(Source records)
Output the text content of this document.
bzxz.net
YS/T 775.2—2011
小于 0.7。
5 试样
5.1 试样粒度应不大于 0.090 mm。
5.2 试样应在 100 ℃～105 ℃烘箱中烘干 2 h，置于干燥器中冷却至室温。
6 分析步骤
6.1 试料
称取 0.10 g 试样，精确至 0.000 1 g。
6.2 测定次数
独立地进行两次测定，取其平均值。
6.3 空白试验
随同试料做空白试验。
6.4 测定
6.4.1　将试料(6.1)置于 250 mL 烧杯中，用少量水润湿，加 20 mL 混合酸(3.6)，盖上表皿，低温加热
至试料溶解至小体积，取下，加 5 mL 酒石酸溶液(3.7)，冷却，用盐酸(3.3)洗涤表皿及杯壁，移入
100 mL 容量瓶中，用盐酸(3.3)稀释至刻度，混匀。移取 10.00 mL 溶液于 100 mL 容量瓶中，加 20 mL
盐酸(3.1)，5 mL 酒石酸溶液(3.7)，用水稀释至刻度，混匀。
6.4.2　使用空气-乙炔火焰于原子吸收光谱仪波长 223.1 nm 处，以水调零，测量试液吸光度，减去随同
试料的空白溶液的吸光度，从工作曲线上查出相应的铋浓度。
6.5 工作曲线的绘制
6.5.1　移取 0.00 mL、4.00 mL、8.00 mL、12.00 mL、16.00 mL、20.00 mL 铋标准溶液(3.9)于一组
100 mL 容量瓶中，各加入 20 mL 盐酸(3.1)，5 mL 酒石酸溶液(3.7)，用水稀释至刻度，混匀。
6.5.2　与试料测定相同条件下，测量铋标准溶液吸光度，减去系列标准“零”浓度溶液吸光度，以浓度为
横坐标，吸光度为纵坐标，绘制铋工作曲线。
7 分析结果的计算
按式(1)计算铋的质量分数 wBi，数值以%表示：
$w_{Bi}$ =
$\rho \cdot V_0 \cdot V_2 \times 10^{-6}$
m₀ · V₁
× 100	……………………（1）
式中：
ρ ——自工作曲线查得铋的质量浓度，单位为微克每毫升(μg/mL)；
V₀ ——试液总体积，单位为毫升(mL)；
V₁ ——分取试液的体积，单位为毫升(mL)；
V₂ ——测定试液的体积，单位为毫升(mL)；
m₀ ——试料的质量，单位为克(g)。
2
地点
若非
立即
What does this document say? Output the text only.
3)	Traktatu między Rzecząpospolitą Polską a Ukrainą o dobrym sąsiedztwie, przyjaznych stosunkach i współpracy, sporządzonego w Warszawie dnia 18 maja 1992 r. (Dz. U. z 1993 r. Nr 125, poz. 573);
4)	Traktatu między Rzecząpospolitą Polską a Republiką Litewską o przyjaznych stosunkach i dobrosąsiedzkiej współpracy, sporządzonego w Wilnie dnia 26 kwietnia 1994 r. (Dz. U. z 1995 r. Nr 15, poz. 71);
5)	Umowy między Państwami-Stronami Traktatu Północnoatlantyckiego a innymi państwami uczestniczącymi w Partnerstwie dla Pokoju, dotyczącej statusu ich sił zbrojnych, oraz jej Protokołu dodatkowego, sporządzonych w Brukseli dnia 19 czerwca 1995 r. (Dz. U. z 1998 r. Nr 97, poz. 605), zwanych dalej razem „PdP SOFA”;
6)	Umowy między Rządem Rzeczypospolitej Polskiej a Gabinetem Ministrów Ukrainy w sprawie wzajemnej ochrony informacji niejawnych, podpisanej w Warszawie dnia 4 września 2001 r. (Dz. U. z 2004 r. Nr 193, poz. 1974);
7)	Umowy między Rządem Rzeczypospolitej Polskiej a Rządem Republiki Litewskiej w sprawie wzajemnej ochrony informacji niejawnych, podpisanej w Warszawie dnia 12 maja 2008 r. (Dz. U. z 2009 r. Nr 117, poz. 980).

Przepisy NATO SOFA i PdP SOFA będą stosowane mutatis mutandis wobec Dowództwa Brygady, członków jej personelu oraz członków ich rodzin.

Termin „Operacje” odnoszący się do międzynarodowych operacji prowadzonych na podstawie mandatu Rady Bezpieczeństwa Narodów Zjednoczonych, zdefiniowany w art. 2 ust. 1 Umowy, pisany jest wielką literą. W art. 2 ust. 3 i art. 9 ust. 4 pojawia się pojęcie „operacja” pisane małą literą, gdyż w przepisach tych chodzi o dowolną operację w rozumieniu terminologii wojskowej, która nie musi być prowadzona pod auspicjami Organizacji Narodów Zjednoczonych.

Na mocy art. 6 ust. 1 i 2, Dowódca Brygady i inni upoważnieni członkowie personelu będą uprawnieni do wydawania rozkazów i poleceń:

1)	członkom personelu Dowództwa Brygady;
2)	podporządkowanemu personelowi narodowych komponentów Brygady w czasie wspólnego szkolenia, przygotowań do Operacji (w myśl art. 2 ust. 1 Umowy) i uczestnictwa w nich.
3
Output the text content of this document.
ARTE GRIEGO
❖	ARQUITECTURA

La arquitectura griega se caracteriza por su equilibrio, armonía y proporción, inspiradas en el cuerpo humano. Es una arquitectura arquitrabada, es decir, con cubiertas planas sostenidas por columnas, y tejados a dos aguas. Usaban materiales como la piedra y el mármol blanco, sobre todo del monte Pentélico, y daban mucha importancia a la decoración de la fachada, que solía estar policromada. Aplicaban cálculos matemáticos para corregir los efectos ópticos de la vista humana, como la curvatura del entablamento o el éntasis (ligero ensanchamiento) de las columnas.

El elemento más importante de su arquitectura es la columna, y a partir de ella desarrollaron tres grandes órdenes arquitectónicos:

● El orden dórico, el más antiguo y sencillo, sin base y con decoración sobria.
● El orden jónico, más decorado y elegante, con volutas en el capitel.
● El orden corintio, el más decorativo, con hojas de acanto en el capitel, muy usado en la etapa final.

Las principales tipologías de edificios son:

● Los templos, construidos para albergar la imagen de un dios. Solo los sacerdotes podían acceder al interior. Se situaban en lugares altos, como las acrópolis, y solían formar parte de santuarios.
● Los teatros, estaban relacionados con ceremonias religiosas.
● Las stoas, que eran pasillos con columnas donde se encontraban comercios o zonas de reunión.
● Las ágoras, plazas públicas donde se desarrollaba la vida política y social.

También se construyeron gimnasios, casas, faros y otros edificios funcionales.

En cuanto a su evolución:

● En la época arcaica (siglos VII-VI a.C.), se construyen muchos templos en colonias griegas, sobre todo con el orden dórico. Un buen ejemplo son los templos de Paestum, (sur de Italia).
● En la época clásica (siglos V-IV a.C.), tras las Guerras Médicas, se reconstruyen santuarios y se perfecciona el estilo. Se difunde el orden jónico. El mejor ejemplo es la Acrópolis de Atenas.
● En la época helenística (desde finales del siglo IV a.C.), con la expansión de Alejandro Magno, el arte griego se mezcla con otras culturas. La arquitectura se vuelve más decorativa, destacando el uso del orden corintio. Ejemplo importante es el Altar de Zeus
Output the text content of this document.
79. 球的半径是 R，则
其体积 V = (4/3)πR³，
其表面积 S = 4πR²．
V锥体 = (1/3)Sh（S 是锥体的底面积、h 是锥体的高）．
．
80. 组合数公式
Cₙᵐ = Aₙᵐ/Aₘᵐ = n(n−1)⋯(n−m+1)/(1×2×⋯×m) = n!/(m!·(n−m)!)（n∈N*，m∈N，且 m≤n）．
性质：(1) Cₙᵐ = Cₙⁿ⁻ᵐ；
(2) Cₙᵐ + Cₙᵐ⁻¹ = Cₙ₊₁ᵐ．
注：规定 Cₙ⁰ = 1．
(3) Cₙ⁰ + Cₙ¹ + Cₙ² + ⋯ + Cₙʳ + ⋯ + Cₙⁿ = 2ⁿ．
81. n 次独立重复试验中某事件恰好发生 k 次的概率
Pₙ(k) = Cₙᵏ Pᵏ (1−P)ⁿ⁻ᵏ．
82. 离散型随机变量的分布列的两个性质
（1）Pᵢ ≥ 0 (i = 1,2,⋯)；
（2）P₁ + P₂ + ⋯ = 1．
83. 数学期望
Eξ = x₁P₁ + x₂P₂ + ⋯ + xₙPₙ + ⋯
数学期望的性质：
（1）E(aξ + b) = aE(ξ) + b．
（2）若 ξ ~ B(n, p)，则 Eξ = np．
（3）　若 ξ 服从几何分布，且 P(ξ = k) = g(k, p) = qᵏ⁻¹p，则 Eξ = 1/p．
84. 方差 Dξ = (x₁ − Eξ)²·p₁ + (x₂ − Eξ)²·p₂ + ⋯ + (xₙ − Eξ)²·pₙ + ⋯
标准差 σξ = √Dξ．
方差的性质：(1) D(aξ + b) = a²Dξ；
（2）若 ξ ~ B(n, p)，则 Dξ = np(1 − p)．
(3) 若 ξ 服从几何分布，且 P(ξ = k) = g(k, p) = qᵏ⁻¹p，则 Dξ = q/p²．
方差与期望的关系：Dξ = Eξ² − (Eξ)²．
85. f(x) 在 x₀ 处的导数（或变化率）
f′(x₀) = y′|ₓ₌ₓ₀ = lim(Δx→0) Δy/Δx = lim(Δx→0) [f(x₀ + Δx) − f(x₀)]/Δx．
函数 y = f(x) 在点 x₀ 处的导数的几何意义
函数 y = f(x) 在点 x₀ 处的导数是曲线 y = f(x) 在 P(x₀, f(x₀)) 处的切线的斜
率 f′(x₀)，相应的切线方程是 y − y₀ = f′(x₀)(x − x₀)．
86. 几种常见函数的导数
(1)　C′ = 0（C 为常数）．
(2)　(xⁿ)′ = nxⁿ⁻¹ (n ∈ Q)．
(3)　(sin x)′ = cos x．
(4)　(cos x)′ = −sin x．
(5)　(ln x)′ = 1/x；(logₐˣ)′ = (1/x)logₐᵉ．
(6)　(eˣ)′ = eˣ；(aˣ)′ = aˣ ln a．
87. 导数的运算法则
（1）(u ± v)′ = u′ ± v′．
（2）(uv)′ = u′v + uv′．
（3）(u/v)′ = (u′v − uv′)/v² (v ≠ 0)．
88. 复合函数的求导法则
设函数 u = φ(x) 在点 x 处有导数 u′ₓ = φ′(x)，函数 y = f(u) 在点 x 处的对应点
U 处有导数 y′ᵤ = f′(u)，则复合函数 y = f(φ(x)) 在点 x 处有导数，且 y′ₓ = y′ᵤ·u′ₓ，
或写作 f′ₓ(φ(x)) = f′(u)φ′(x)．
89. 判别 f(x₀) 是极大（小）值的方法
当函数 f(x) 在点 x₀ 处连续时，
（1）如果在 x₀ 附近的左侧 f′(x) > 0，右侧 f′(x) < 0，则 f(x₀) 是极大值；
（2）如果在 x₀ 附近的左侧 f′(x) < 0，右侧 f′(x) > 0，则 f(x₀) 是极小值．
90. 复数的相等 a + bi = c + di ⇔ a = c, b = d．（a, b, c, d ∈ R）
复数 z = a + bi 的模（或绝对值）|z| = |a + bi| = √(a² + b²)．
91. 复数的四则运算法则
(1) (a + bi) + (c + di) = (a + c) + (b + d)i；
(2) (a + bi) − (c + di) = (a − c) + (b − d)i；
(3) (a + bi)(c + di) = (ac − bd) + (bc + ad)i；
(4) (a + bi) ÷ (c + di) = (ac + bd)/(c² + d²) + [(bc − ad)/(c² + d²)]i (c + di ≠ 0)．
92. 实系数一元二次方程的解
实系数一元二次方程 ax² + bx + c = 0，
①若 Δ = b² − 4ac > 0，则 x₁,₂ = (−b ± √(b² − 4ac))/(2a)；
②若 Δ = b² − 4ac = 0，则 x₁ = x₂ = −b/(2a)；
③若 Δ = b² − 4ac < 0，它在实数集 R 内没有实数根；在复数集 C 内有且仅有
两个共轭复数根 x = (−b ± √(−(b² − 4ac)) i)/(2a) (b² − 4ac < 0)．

**GIVEN REQUEST:**
Going through the data above, count the lines where the string "edificios" appears, and answer with only that number.

**WORKED ANSWER:**
2